### What is expected:
Select the lines of the records containing the word "不好的方面" and list them.

### Data shown:
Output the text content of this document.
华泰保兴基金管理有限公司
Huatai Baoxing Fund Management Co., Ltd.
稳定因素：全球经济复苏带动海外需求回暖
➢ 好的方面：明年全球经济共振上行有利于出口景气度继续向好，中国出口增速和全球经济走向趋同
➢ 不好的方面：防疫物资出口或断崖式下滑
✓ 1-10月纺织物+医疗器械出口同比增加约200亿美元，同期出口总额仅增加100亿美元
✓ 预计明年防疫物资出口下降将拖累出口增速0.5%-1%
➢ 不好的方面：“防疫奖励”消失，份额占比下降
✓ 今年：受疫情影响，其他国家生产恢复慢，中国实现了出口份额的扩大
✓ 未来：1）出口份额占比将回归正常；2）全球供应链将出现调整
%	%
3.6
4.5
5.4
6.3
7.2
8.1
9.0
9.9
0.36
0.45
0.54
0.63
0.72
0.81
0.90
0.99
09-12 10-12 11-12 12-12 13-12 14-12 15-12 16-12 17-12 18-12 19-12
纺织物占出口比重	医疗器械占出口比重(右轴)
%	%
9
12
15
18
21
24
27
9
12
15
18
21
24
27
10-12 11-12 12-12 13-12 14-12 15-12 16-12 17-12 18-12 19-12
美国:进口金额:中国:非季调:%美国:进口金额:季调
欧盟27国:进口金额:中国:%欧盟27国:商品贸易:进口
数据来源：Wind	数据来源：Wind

### Response to the task:
➢ 不好的方面：防疫物资出口或断崖式下滑
➢ 不好的方面：“防疫奖励”消失，份额占比下降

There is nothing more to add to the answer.